__Provided data__

"""

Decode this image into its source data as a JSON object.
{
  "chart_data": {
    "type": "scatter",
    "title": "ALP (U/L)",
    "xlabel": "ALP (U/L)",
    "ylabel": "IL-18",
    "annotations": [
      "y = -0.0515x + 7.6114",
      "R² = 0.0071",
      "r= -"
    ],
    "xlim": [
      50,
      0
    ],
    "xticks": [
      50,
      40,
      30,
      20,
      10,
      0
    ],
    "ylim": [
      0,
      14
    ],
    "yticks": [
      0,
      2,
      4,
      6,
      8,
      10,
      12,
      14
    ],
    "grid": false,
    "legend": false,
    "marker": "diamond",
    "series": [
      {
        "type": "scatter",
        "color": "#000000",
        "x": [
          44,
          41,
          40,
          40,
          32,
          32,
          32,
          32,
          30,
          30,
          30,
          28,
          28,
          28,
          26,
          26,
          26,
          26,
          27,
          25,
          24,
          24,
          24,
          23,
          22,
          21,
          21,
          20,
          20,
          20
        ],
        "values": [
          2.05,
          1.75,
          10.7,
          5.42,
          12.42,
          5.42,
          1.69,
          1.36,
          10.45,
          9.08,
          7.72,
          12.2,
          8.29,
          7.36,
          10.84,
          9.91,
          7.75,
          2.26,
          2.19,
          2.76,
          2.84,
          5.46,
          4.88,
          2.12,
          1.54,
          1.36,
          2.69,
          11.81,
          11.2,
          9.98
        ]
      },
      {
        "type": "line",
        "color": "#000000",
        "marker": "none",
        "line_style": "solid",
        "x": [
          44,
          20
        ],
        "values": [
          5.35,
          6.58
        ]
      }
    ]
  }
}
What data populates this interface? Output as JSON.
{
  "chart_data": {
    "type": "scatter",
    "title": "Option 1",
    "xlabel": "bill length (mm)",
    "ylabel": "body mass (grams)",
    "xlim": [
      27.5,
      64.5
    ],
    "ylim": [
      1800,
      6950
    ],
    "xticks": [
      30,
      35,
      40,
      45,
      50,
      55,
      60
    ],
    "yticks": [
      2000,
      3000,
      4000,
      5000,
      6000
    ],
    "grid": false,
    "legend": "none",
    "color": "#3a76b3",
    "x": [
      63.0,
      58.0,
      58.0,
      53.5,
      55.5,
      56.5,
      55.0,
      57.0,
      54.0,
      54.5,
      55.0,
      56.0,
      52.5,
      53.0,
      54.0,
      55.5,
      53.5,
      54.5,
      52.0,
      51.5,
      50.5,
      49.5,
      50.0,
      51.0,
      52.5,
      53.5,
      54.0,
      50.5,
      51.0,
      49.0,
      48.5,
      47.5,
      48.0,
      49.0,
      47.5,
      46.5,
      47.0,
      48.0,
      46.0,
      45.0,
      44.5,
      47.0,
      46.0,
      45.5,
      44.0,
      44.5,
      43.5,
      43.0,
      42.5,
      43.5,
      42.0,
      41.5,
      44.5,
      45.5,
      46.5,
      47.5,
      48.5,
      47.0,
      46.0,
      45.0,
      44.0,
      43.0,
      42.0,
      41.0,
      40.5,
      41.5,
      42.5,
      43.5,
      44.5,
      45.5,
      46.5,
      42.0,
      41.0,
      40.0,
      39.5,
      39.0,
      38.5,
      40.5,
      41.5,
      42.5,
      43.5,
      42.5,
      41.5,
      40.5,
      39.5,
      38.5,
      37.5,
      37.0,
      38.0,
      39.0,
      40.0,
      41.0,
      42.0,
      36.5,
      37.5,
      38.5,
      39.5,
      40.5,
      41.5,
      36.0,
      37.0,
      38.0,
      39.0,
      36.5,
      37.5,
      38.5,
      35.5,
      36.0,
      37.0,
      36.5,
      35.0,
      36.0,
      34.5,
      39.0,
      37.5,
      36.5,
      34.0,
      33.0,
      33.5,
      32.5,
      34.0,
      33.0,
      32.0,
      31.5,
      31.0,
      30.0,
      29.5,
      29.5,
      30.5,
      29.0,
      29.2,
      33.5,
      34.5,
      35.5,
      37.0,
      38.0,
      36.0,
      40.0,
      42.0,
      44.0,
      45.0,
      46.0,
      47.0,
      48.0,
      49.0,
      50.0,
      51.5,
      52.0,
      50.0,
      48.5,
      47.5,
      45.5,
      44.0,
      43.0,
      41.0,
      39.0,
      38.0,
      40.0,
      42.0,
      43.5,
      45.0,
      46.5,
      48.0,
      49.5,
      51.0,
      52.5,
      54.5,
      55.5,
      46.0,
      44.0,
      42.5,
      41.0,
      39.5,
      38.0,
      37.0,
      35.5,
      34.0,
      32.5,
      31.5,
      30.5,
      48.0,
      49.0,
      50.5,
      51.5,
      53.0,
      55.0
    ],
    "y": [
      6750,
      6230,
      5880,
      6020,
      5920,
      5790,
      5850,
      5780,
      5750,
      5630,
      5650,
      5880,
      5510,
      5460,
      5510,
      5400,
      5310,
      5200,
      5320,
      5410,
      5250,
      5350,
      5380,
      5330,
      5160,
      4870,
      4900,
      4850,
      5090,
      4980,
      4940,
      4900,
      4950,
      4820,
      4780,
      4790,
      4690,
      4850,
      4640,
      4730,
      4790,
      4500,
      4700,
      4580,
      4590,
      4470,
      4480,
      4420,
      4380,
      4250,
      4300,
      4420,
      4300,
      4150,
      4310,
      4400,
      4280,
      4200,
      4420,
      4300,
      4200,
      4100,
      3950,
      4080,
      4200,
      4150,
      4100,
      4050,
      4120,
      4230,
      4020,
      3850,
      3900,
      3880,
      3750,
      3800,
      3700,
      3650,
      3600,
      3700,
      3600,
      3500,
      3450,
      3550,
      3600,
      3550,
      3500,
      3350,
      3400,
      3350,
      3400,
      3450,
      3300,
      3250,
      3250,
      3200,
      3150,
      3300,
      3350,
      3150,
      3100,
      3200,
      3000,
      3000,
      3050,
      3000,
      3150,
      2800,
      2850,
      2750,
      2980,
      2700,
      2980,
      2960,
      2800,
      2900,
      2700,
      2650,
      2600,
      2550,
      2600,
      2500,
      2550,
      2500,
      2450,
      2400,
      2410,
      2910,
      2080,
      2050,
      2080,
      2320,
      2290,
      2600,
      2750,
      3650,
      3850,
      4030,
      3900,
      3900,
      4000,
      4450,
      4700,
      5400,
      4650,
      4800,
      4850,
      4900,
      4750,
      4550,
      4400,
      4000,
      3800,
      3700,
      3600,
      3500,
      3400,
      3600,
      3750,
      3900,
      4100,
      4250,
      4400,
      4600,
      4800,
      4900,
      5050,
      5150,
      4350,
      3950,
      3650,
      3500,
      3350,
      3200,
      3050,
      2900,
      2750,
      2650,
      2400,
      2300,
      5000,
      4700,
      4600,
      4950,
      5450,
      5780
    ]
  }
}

"""

__What you need to do__
Give the entries once more, exactly as they appear.

__Final result__
Decode this image into its source data as a JSON object.
{
  "chart_data": {
    "type": "scatter",
    "title": "ALP (U/L)",
    "xlabel": "ALP (U/L)",
    "ylabel": "IL-18",
    "annotations": [
      "y = -0.0515x + 7.6114",
      "R² = 0.0071",
      "r= -"
    ],
    "xlim": [
      50,
      0
    ],
    "xticks": [
      50,
      40,
      30,
      20,
      10,
      0
    ],
    "ylim": [
      0,
      14
    ],
    "yticks": [
      0,
      2,
      4,
      6,
      8,
      10,
      12,
      14
    ],
    "grid": false,
    "legend": false,
    "marker": "diamond",
    "series": [
      {
        "type": "scatter",
        "color": "#000000",
        "x": [
          44,
          41,
          40,
          40,
          32,
          32,
          32,
          32,
          30,
          30,
          30,
          28,
          28,
          28,
          26,
          26,
          26,
          26,
          27,
          25,
          24,
          24,
          24,
          23,
          22,
          21,
          21,
          20,
          20,
          20
        ],
        "values": [
          2.05,
          1.75,
          10.7,
          5.42,
          12.42,
          5.42,
          1.69,
          1.36,
          10.45,
          9.08,
          7.72,
          12.2,
          8.29,
          7.36,
          10.84,
          9.91,
          7.75,
          2.26,
          2.19,
          2.76,
          2.84,
          5.46,
          4.88,
          2.12,
          1.54,
          1.36,
          2.69,
          11.81,
          11.2,
          9.98
        ]
      },
      {
        "type": "line",
        "color": "#000000",
        "marker": "none",
        "line_style": "solid",
        "x": [
          44,
          20
        ],
        "values": [
          5.35,
          6.58
        ]
      }
    ]
  }
}
What data populates this interface? Output as JSON.
{
  "chart_data": {
    "type": "scatter",
    "title": "Option 1",
    "xlabel": "bill length (mm)",
    "ylabel": "body mass (grams)",
    "xlim": [
      27.5,
      64.5
    ],
    "ylim": [
      1800,
      6950
    ],
    "xticks": [
      30,
      35,
      40,
      45,
      50,
      55,
      60
    ],
    "yticks": [
      2000,
      3000,
      4000,
      5000,
      6000
    ],
    "grid": false,
    "legend": "none",
    "color": "#3a76b3",
    "x": [
      63.0,
      58.0,
      58.0,
      53.5,
      55.5,
      56.5,
      55.0,
      57.0,
      54.0,
      54.5,
      55.0,
      56.0,
      52.5,
      53.0,
      54.0,
      55.5,
      53.5,
      54.5,
      52.0,
      51.5,
      50.5,
      49.5,
      50.0,
      51.0,
      52.5,
      53.5,
      54.0,
      50.5,
      51.0,
      49.0,
      48.5,
      47.5,
      48.0,
      49.0,
      47.5,
      46.5,
      47.0,
      48.0,
      46.0,
      45.0,
      44.5,
      47.0,
      46.0,
      45.5,
      44.0,
      44.5,
      43.5,
      43.0,
      42.5,
      43.5,
      42.0,
      41.5,
      44.5,
      45.5,
      46.5,
      47.5,
      48.5,
      47.0,
      46.0,
      45.0,
      44.0,
      43.0,
      42.0,
      41.0,
      40.5,
      41.5,
      42.5,
      43.5,
      44.5,
      45.5,
      46.5,
      42.0,
      41.0,
      40.0,
      39.5,
      39.0,
      38.5,
      40.5,
      41.5,
      42.5,
      43.5,
      42.5,
      41.5,
      40.5,
      39.5,
      38.5,
      37.5,
      37.0,
      38.0,
      39.0,
      40.0,
      41.0,
      42.0,
      36.5,
      37.5,
      38.5,
      39.5,
      40.5,
      41.5,
      36.0,
      37.0,
      38.0,
      39.0,
      36.5,
      37.5,
      38.5,
      35.5,
      36.0,
      37.0,
      36.5,
      35.0,
      36.0,
      34.5,
      39.0,
      37.5,
      36.5,
      34.0,
      33.0,
      33.5,
      32.5,
      34.0,
      33.0,
      32.0,
      31.5,
      31.0,
      30.0,
      29.5,
      29.5,
      30.5,
      29.0,
      29.2,
      33.5,
      34.5,
      35.5,
      37.0,
      38.0,
      36.0,
      40.0,
      42.0,
      44.0,
      45.0,
      46.0,
      47.0,
      48.0,
      49.0,
      50.0,
      51.5,
      52.0,
      50.0,
      48.5,
      47.5,
      45.5,
      44.0,
      43.0,
      41.0,
      39.0,
      38.0,
      40.0,
      42.0,
      43.5,
      45.0,
      46.5,
      48.0,
      49.5,
      51.0,
      52.5,
      54.5,
      55.5,
      46.0,
      44.0,
      42.5,
      41.0,
      39.5,
      38.0,
      37.0,
      35.5,
      34.0,
      32.5,
      31.5,
      30.5,
      48.0,
      49.0,
      50.5,
      51.5,
      53.0,
      55.0
    ],
    "y": [
      6750,
      6230,
      5880,
      6020,
      5920,
      5790,
      5850,
      5780,
      5750,
      5630,
      5650,
      5880,
      5510,
      5460,
      5510,
      5400,
      5310,
      5200,
      5320,
      5410,
      5250,
      5350,
      5380,
      5330,
      5160,
      4870,
      4900,
      4850,
      5090,
      4980,
      4940,
      4900,
      4950,
      4820,
      4780,
      4790,
      4690,
      4850,
      4640,
      4730,
      4790,
      4500,
      4700,
      4580,
      4590,
      4470,
      4480,
      4420,
      4380,
      4250,
      4300,
      4420,
      4300,
      4150,
      4310,
      4400,
      4280,
      4200,
      4420,
      4300,
      4200,
      4100,
      3950,
      4080,
      4200,
      4150,
      4100,
      4050,
      4120,
      4230,
      4020,
      3850,
      3900,
      3880,
      3750,
      3800,
      3700,
      3650,
      3600,
      3700,
      3600,
      3500,
      3450,
      3550,
      3600,
      3550,
      3500,
      3350,
      3400,
      3350,
      3400,
      3450,
      3300,
      3250,
      3250,
      3200,
      3150,
      3300,
      3350,
      3150,
      3100,
      3200,
      3000,
      3000,
      3050,
      3000,
      3150,
      2800,
      2850,
      2750,
      2980,
      2700,
      2980,
      2960,
      2800,
      2900,
      2700,
      2650,
      2600,
      2550,
      2600,
      2500,
      2550,
      2500,
      2450,
      2400,
      2410,
      2910,
      2080,
      2050,
      2080,
      2320,
      2290,
      2600,
      2750,
      3650,
      3850,
      4030,
      3900,
      3900,
      4000,
      4450,
      4700,
      5400,
      4650,
      4800,
      4850,
      4900,
      4750,
      4550,
      4400,
      4000,
      3800,
      3700,
      3600,
      3500,
      3400,
      3600,
      3750,
      3900,
      4100,
      4250,
      4400,
      4600,
      4800,
      4900,
      5050,
      5150,
      4350,
      3950,
      3650,
      3500,
      3350,
      3200,
      3050,
      2900,
      2750,
      2650,
      2400,
      2300,
      5000,
      4700,
      4600,
      4950,
      5450,
      5780
    ]
  }
}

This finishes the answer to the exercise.